--- start ---

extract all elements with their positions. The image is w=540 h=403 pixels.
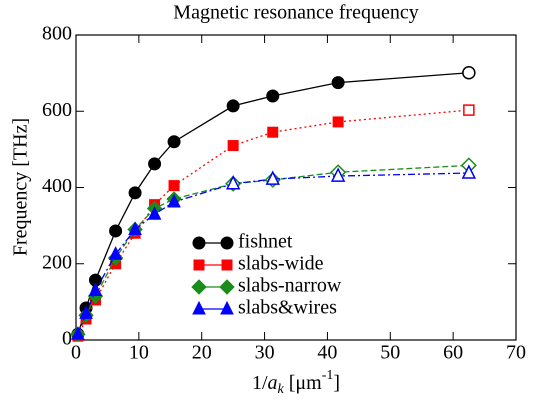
x-tick-label: 50: [380, 342, 400, 364]
legend-label: slabs&wires: [238, 297, 337, 319]
legend-marker: [191, 279, 207, 295]
x-tick-label: 30: [255, 342, 275, 364]
x-tick-label: 40: [317, 342, 337, 364]
marker: [108, 246, 123, 260]
legend-marker: [220, 300, 234, 315]
marker: [331, 76, 345, 90]
y-tick-label: 400: [42, 175, 72, 197]
chart-title: Magnetic resonance frequency: [173, 2, 418, 24]
marker: [168, 180, 180, 192]
legend-marker: [221, 259, 233, 271]
legend-marker: [220, 236, 234, 250]
y-axis-label: Frequency [THz]: [10, 118, 32, 256]
marker: [266, 89, 280, 103]
x-tick-label: 60: [443, 342, 463, 364]
marker: [463, 104, 475, 116]
marker: [330, 167, 346, 182]
legend-label: slabs-narrow: [238, 275, 342, 297]
marker: [128, 221, 142, 235]
y-tick-label: 200: [42, 251, 72, 273]
y-tick-label: 800: [42, 23, 72, 45]
marker: [227, 140, 239, 152]
marker: [79, 305, 93, 319]
marker: [267, 126, 279, 138]
x-label-part: ]: [333, 372, 340, 394]
x-tick-label: 10: [129, 342, 149, 364]
marker: [109, 224, 123, 238]
marker: [71, 326, 85, 340]
x-tick-label: 70: [506, 342, 526, 364]
x-label-part: [μm: [284, 372, 322, 394]
series-line: [77, 172, 469, 335]
x-axis-label: 1/ak [μm-1]: [252, 368, 340, 397]
marker: [167, 193, 181, 208]
marker: [461, 164, 477, 179]
marker: [462, 65, 476, 80]
legend-marker: [192, 300, 206, 315]
legend-marker: [193, 259, 205, 271]
y-tick-label: 0: [62, 328, 72, 350]
legend-label: fishnet: [238, 231, 293, 253]
x-label-part: -1: [322, 368, 334, 383]
legend-label: slabs-wide: [238, 253, 324, 275]
marker: [332, 116, 344, 128]
marker: [148, 157, 162, 171]
marker: [128, 186, 142, 200]
marker: [88, 282, 103, 296]
x-label-part: 1/: [252, 372, 268, 394]
x-label-part: a: [268, 372, 278, 394]
marker: [167, 135, 181, 149]
x-tick-label: 0: [71, 342, 81, 364]
marker: [147, 206, 162, 220]
y-tick-label: 600: [42, 99, 72, 121]
legend-marker: [219, 279, 235, 295]
marker: [226, 99, 240, 113]
x-label-part: k: [278, 382, 285, 397]
marker: [265, 170, 280, 185]
marker: [225, 175, 241, 190]
legend-marker: [192, 236, 206, 250]
x-tick-label: 20: [192, 342, 212, 364]
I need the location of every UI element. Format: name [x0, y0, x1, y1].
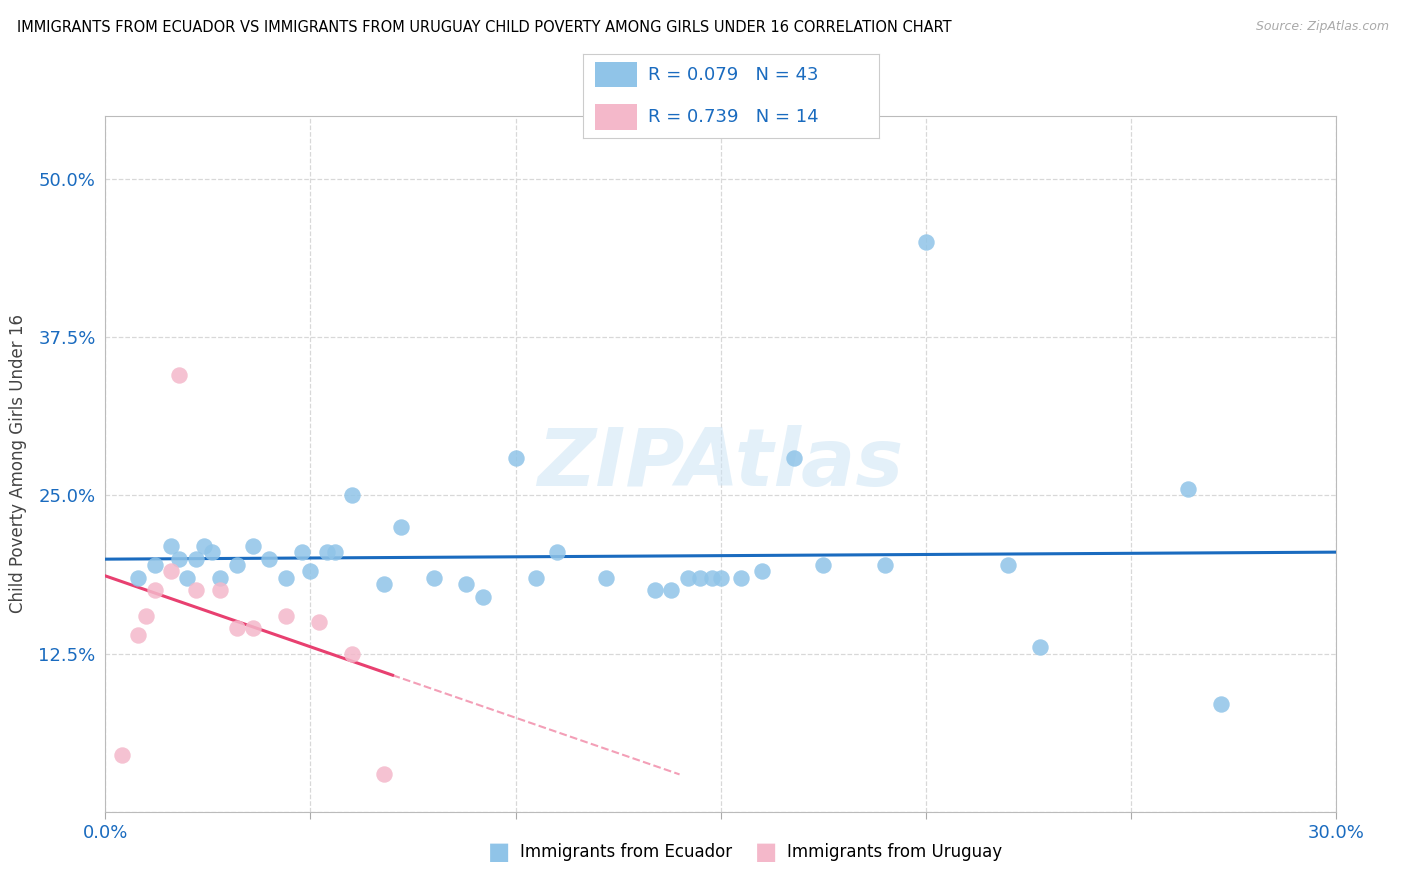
Text: ■: ■ — [755, 840, 778, 863]
Point — [184, 583, 207, 598]
Bar — [595, 62, 637, 87]
Point — [169, 368, 191, 383]
Point — [751, 565, 773, 579]
Point — [299, 565, 322, 579]
Point — [373, 766, 395, 780]
Point — [135, 608, 157, 623]
Point — [524, 571, 547, 585]
Point — [225, 621, 247, 635]
Point — [340, 488, 363, 502]
Point — [1029, 640, 1052, 655]
Point — [702, 571, 724, 585]
Point — [169, 551, 191, 566]
Bar — [595, 104, 637, 130]
Point — [1177, 482, 1199, 496]
Point — [308, 615, 330, 629]
Text: R = 0.079   N = 43: R = 0.079 N = 43 — [648, 66, 818, 84]
Point — [505, 450, 527, 465]
Point — [176, 571, 198, 585]
Text: R = 0.739   N = 14: R = 0.739 N = 14 — [648, 108, 820, 126]
Point — [111, 747, 134, 762]
Point — [1209, 697, 1232, 711]
Point — [184, 551, 207, 566]
Point — [160, 565, 183, 579]
Text: Immigrants from Ecuador: Immigrants from Ecuador — [520, 843, 733, 861]
Point — [323, 545, 346, 559]
Point — [127, 571, 149, 585]
Point — [595, 571, 617, 585]
Point — [783, 450, 806, 465]
Point — [644, 583, 666, 598]
Point — [209, 571, 232, 585]
Point — [710, 571, 733, 585]
Point — [201, 545, 224, 559]
Point — [730, 571, 752, 585]
Point — [242, 539, 264, 553]
Point — [676, 571, 699, 585]
Text: Source: ZipAtlas.com: Source: ZipAtlas.com — [1256, 20, 1389, 33]
Point — [225, 558, 247, 572]
Point — [209, 583, 232, 598]
Point — [873, 558, 896, 572]
Point — [143, 558, 166, 572]
Point — [914, 235, 936, 250]
Point — [389, 520, 412, 534]
Point — [546, 545, 568, 559]
Point — [471, 590, 494, 604]
Point — [127, 627, 149, 641]
Point — [811, 558, 834, 572]
Point — [143, 583, 166, 598]
Point — [160, 539, 183, 553]
Point — [242, 621, 264, 635]
Point — [274, 571, 297, 585]
Point — [661, 583, 683, 598]
Y-axis label: Child Poverty Among Girls Under 16: Child Poverty Among Girls Under 16 — [10, 314, 27, 614]
Text: ZIPAtlas: ZIPAtlas — [537, 425, 904, 503]
Text: ■: ■ — [488, 840, 510, 863]
Point — [193, 539, 215, 553]
Point — [340, 647, 363, 661]
Point — [316, 545, 339, 559]
Point — [259, 551, 281, 566]
Point — [997, 558, 1019, 572]
Text: Immigrants from Uruguay: Immigrants from Uruguay — [787, 843, 1002, 861]
Point — [456, 577, 478, 591]
Point — [291, 545, 314, 559]
Text: IMMIGRANTS FROM ECUADOR VS IMMIGRANTS FROM URUGUAY CHILD POVERTY AMONG GIRLS UND: IMMIGRANTS FROM ECUADOR VS IMMIGRANTS FR… — [17, 20, 952, 35]
Point — [689, 571, 711, 585]
Point — [274, 608, 297, 623]
Point — [422, 571, 444, 585]
Point — [373, 577, 395, 591]
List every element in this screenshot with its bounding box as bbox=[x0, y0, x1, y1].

--- end ---

> **Brief**:
Copy out every item above line for line, with no changes, and leave out the pictures.

> **Result of the task**:
extract all elements with their positions. The image is w=540 h=403 pixels.
x-tick-label: 50: [380, 342, 400, 364]
legend-label: slabs&wires: [238, 297, 337, 319]
legend-marker: [191, 279, 207, 295]
x-tick-label: 30: [255, 342, 275, 364]
x-tick-label: 40: [317, 342, 337, 364]
marker: [108, 246, 123, 260]
legend-marker: [220, 300, 234, 315]
marker: [331, 76, 345, 90]
y-tick-label: 400: [42, 175, 72, 197]
chart-title: Magnetic resonance frequency: [173, 2, 418, 24]
marker: [168, 180, 180, 192]
legend-marker: [221, 259, 233, 271]
legend-marker: [220, 236, 234, 250]
y-axis-label: Frequency [THz]: [10, 118, 32, 256]
marker: [266, 89, 280, 103]
x-tick-label: 60: [443, 342, 463, 364]
marker: [463, 104, 475, 116]
marker: [330, 167, 346, 182]
legend-label: slabs-narrow: [238, 275, 342, 297]
marker: [128, 221, 142, 235]
y-tick-label: 200: [42, 251, 72, 273]
y-tick-label: 800: [42, 23, 72, 45]
marker: [227, 140, 239, 152]
marker: [79, 305, 93, 319]
marker: [267, 126, 279, 138]
x-label-part: ]: [333, 372, 340, 394]
x-tick-label: 10: [129, 342, 149, 364]
marker: [109, 224, 123, 238]
marker: [71, 326, 85, 340]
x-tick-label: 70: [506, 342, 526, 364]
x-label-part: [μm: [284, 372, 322, 394]
series-line: [77, 172, 469, 335]
x-axis-label: 1/ak [μm-1]: [252, 368, 340, 397]
marker: [167, 193, 181, 208]
marker: [461, 164, 477, 179]
marker: [462, 65, 476, 80]
legend-marker: [192, 300, 206, 315]
legend-marker: [193, 259, 205, 271]
y-tick-label: 0: [62, 328, 72, 350]
legend-label: fishnet: [238, 231, 293, 253]
x-label-part: -1: [322, 368, 334, 383]
legend-label: slabs-wide: [238, 253, 324, 275]
marker: [332, 116, 344, 128]
marker: [148, 157, 162, 171]
marker: [128, 186, 142, 200]
marker: [88, 282, 103, 296]
x-label-part: 1/: [252, 372, 268, 394]
x-label-part: a: [268, 372, 278, 394]
marker: [167, 135, 181, 149]
x-tick-label: 0: [71, 342, 81, 364]
marker: [147, 206, 162, 220]
y-tick-label: 600: [42, 99, 72, 121]
legend-marker: [219, 279, 235, 295]
marker: [226, 99, 240, 113]
x-label-part: k: [278, 382, 285, 397]
marker: [265, 170, 280, 185]
marker: [225, 175, 241, 190]
legend-marker: [192, 236, 206, 250]
x-tick-label: 20: [192, 342, 212, 364]
I need the location of every UI element. Format: name [x0, y0, x1, y1].
Text: ■: ■ — [755, 840, 778, 863]
Point — [184, 583, 207, 598]
Bar — [595, 62, 637, 87]
Point — [169, 368, 191, 383]
Point — [751, 565, 773, 579]
Point — [299, 565, 322, 579]
Point — [373, 766, 395, 780]
Point — [135, 608, 157, 623]
Point — [524, 571, 547, 585]
Point — [225, 621, 247, 635]
Point — [340, 488, 363, 502]
Point — [1029, 640, 1052, 655]
Point — [702, 571, 724, 585]
Point — [169, 551, 191, 566]
Bar — [595, 104, 637, 130]
Point — [1177, 482, 1199, 496]
Point — [308, 615, 330, 629]
Text: R = 0.079   N = 43: R = 0.079 N = 43 — [648, 66, 818, 84]
Point — [505, 450, 527, 465]
Point — [176, 571, 198, 585]
Text: R = 0.739   N = 14: R = 0.739 N = 14 — [648, 108, 820, 126]
Point — [111, 747, 134, 762]
Point — [1209, 697, 1232, 711]
Point — [184, 551, 207, 566]
Point — [160, 565, 183, 579]
Text: Immigrants from Ecuador: Immigrants from Ecuador — [520, 843, 733, 861]
Point — [323, 545, 346, 559]
Point — [127, 571, 149, 585]
Point — [595, 571, 617, 585]
Point — [783, 450, 806, 465]
Point — [644, 583, 666, 598]
Point — [209, 571, 232, 585]
Point — [710, 571, 733, 585]
Point — [201, 545, 224, 559]
Point — [730, 571, 752, 585]
Point — [242, 539, 264, 553]
Point — [676, 571, 699, 585]
Text: Source: ZipAtlas.com: Source: ZipAtlas.com — [1256, 20, 1389, 33]
Point — [225, 558, 247, 572]
Point — [209, 583, 232, 598]
Point — [873, 558, 896, 572]
Point — [143, 558, 166, 572]
Point — [914, 235, 936, 250]
Point — [389, 520, 412, 534]
Point — [546, 545, 568, 559]
Point — [471, 590, 494, 604]
Point — [127, 627, 149, 641]
Point — [811, 558, 834, 572]
Point — [143, 583, 166, 598]
Point — [160, 539, 183, 553]
Point — [242, 621, 264, 635]
Point — [274, 571, 297, 585]
Point — [661, 583, 683, 598]
Y-axis label: Child Poverty Among Girls Under 16: Child Poverty Among Girls Under 16 — [10, 314, 27, 614]
Text: ZIPAtlas: ZIPAtlas — [537, 425, 904, 503]
Text: ■: ■ — [488, 840, 510, 863]
Point — [193, 539, 215, 553]
Point — [340, 647, 363, 661]
Point — [316, 545, 339, 559]
Point — [259, 551, 281, 566]
Point — [997, 558, 1019, 572]
Text: Immigrants from Uruguay: Immigrants from Uruguay — [787, 843, 1002, 861]
Point — [456, 577, 478, 591]
Point — [291, 545, 314, 559]
Text: IMMIGRANTS FROM ECUADOR VS IMMIGRANTS FROM URUGUAY CHILD POVERTY AMONG GIRLS UND: IMMIGRANTS FROM ECUADOR VS IMMIGRANTS FR… — [17, 20, 952, 35]
Point — [689, 571, 711, 585]
Point — [274, 608, 297, 623]
Point — [422, 571, 444, 585]
Point — [373, 577, 395, 591]
List every element in this screenshot with its bounding box as bbox=[x0, y0, x1, y1].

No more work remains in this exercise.